* [Aim]: For each line below that contains the string "Europe", copy that line.

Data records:
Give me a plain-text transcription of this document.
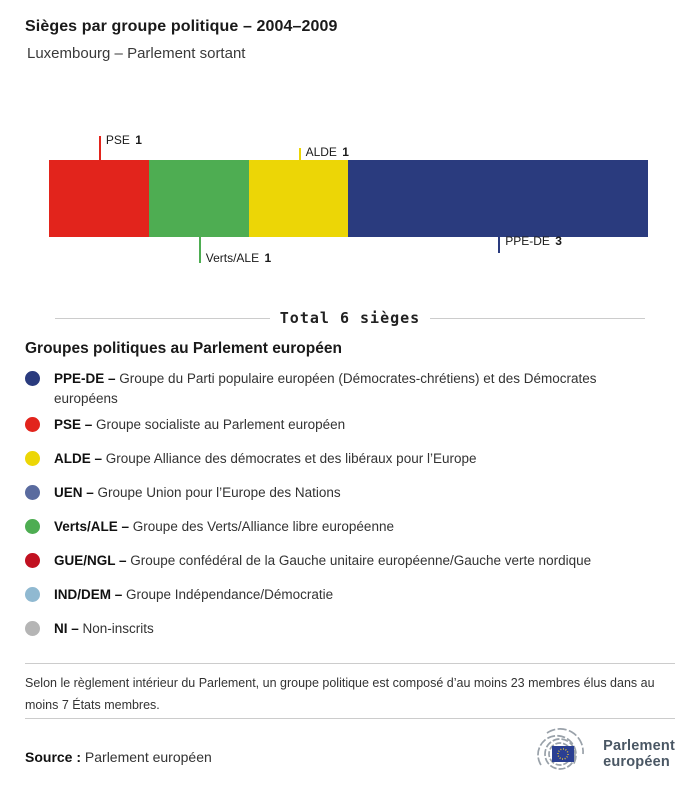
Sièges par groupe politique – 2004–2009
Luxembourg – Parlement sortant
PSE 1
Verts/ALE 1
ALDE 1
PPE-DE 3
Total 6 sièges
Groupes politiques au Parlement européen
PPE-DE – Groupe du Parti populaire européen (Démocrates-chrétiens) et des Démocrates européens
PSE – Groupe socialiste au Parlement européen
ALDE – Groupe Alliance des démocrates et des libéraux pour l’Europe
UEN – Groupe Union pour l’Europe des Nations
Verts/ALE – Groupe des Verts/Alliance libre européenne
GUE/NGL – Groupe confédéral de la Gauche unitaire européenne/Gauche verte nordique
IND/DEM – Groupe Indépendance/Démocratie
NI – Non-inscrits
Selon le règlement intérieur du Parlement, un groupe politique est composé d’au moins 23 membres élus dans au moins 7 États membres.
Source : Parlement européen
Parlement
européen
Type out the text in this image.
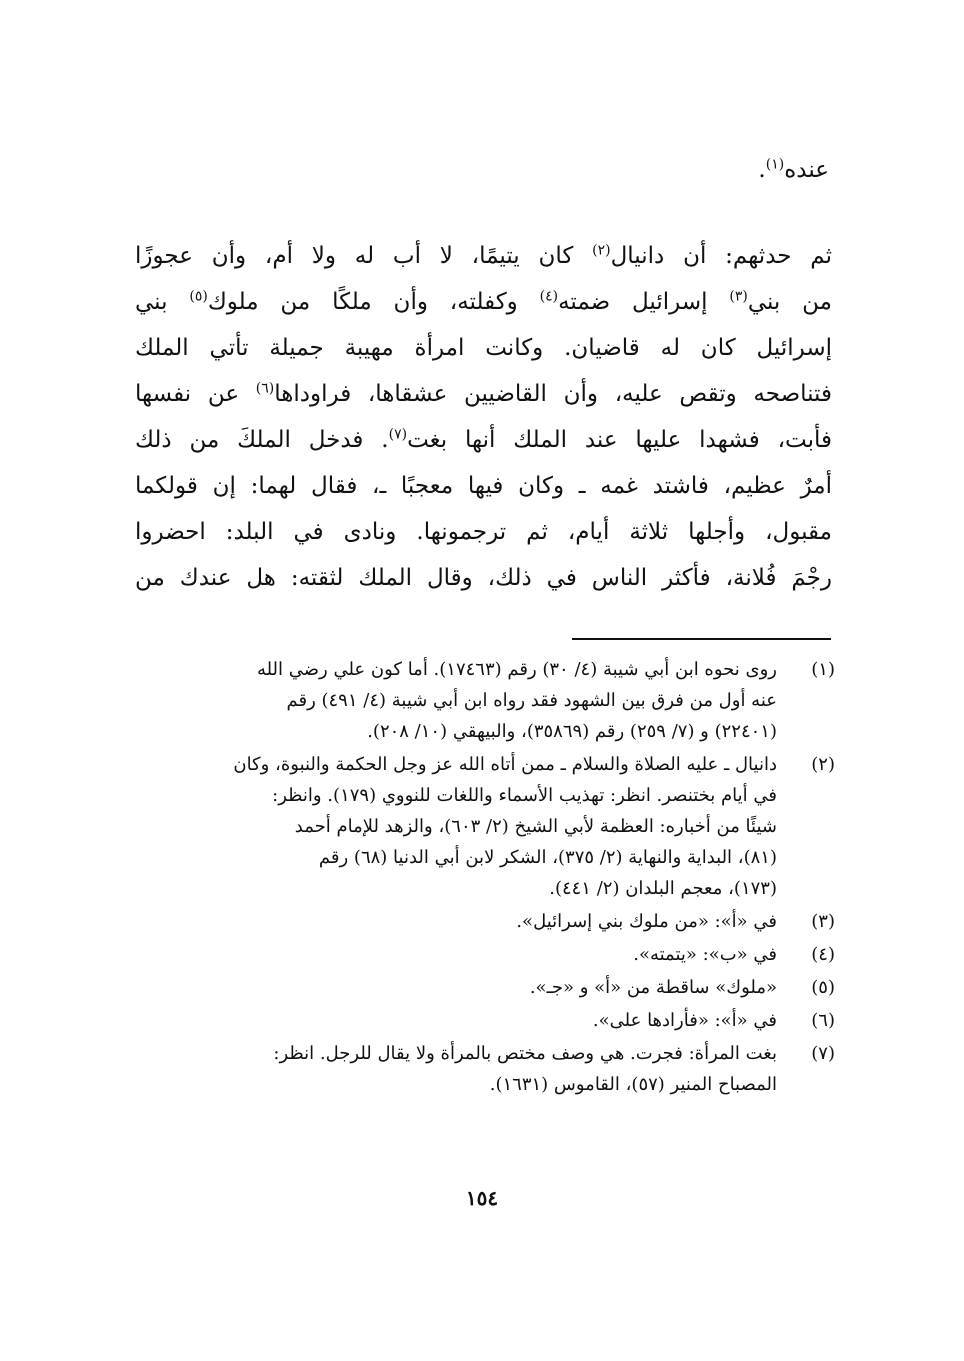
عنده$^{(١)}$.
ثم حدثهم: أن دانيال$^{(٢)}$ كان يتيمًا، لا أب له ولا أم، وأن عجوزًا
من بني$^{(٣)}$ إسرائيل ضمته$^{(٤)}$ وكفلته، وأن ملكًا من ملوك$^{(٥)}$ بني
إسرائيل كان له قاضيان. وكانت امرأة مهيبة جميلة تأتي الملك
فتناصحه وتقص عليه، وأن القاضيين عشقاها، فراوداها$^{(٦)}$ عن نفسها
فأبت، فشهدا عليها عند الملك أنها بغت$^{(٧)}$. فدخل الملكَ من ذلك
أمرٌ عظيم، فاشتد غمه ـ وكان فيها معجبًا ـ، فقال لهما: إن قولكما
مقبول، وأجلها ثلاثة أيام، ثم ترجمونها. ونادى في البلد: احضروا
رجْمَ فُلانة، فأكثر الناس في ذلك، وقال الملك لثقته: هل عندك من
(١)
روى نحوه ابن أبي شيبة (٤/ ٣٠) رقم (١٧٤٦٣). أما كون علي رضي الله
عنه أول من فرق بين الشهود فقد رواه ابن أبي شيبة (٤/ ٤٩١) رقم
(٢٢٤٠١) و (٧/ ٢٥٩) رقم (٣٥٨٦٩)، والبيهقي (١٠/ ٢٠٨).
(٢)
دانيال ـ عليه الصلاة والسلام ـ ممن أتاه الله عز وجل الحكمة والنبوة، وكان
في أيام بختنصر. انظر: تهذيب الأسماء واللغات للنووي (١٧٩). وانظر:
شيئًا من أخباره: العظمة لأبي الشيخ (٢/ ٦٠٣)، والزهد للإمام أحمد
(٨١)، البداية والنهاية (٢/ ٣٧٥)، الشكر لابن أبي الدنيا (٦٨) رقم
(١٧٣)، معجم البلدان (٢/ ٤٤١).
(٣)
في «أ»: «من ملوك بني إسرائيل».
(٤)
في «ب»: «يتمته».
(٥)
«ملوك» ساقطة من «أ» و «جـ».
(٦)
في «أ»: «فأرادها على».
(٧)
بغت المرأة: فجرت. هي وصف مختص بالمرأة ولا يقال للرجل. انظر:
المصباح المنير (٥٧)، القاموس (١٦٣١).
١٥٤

* [Task result]:
ALDE – Groupe Alliance des démocrates et des libéraux pour l’Europe
UEN – Groupe Union pour l’Europe des Nations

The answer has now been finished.